_Dataset content_.
>> Begin
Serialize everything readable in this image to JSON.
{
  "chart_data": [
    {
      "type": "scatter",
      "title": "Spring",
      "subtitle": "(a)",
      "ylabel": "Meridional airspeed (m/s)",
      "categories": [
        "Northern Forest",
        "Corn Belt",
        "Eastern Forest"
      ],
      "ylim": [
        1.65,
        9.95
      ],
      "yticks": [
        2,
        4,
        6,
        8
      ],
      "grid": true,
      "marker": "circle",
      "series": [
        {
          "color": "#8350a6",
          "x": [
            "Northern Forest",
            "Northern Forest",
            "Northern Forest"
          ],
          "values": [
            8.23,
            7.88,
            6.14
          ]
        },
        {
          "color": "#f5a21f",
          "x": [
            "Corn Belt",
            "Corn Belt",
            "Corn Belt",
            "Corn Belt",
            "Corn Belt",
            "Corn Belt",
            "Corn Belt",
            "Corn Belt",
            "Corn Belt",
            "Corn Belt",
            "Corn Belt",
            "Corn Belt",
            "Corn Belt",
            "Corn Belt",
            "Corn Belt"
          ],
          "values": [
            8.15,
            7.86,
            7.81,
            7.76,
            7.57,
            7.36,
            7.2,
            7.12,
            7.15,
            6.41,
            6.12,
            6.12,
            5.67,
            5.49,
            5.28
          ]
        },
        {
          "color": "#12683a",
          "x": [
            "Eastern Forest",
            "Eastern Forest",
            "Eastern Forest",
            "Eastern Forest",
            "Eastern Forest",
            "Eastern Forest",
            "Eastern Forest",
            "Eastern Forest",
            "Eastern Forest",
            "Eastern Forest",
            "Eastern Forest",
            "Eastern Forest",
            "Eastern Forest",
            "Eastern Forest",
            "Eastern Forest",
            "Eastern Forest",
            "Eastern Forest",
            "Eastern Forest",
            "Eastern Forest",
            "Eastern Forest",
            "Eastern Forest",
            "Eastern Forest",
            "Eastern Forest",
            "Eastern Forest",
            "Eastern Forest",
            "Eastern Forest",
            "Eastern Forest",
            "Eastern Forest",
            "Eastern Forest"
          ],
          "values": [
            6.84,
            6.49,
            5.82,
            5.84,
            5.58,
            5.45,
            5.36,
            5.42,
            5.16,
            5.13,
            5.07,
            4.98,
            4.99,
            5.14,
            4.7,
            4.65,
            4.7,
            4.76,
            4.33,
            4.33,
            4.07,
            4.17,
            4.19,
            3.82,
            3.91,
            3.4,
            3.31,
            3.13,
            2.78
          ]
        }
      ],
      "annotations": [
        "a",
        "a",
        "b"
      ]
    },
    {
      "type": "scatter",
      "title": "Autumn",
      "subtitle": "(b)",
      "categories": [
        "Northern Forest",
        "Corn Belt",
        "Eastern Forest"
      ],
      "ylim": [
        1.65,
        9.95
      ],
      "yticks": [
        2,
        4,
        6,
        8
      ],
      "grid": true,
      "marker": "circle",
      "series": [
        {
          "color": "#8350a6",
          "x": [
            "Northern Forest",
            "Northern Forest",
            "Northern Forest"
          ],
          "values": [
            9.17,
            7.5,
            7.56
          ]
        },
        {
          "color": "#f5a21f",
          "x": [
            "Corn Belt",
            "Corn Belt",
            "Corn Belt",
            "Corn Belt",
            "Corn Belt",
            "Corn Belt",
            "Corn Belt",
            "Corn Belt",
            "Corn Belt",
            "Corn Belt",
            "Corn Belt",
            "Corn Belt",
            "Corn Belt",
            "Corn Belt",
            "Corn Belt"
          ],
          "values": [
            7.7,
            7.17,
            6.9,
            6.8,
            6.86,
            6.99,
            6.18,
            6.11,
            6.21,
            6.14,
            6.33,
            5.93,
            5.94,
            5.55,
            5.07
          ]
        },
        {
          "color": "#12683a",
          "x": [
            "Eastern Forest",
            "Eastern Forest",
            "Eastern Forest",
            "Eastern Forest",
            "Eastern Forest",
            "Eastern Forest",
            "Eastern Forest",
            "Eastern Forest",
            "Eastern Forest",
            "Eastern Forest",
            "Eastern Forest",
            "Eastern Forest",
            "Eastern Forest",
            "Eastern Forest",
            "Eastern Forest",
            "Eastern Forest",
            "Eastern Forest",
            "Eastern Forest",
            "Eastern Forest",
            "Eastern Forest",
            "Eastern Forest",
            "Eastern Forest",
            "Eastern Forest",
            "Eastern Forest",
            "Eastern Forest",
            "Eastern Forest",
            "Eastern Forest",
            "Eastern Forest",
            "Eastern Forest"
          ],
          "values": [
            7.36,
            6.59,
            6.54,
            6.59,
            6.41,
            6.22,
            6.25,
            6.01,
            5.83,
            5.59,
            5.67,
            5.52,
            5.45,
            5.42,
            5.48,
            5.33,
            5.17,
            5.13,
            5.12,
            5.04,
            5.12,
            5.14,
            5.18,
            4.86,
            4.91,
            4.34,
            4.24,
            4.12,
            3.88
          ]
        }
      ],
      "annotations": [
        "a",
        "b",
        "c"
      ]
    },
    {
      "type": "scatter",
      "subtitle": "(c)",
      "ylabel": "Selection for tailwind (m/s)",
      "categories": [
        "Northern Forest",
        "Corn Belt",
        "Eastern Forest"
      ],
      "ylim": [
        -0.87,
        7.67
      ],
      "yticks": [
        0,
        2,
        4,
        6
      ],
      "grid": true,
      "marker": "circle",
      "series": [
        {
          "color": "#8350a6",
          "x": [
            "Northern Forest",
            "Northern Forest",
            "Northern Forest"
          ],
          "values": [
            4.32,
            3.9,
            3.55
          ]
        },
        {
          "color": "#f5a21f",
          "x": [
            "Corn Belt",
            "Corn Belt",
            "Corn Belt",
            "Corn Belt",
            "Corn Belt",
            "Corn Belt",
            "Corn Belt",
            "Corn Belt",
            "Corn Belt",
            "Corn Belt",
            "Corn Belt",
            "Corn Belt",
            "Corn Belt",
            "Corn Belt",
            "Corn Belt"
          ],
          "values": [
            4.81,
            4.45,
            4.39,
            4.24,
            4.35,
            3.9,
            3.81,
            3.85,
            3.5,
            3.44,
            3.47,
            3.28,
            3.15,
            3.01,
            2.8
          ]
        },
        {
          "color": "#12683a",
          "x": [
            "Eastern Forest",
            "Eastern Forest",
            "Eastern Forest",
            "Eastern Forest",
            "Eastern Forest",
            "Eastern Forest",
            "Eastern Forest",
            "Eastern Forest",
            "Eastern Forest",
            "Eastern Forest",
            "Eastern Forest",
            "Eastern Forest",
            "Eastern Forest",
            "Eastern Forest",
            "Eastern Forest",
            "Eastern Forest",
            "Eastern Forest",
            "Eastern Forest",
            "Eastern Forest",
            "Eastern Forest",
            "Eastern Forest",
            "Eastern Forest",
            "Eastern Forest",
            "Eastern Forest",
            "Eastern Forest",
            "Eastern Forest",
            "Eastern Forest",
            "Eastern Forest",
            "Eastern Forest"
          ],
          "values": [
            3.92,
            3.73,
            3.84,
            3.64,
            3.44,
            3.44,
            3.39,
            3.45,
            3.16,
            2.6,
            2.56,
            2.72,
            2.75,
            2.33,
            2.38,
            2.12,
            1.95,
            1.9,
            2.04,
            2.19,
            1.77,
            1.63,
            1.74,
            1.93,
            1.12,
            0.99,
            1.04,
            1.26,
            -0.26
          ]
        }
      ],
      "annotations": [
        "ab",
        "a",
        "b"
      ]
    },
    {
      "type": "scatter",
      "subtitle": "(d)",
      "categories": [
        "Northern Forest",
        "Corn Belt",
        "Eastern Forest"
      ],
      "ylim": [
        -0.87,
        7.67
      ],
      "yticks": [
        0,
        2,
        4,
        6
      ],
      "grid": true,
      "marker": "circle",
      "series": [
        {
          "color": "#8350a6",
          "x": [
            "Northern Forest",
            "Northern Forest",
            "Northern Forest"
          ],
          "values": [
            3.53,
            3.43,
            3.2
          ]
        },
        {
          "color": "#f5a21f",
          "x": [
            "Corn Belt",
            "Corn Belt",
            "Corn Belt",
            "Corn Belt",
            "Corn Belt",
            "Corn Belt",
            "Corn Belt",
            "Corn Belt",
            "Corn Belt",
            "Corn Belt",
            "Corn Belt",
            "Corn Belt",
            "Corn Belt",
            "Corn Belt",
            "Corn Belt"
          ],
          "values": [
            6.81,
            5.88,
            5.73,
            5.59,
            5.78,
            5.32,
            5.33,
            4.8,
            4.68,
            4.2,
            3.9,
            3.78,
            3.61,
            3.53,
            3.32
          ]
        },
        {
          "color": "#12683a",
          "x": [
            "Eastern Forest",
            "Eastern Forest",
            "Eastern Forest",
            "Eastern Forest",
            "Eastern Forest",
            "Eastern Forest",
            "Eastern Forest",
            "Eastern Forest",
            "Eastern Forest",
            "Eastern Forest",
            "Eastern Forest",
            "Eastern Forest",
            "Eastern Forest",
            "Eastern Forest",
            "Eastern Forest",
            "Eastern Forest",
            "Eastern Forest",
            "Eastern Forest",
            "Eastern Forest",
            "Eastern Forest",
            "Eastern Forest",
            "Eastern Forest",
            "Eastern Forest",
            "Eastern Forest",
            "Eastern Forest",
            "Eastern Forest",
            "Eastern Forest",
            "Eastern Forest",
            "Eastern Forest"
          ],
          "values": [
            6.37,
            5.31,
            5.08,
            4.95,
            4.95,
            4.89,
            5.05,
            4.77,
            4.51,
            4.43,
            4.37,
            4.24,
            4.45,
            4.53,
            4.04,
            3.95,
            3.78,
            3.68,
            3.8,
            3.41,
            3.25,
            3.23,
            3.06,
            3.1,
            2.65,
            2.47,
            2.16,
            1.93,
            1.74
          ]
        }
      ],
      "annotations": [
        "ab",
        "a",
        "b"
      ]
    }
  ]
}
>> End
_The request_. Scan the material above. Return every line containing the string "ylabel".

_Worked answer_.
      "ylabel": "Meridional airspeed (m/s)",
      "ylabel": "Selection for tailwind (m/s)",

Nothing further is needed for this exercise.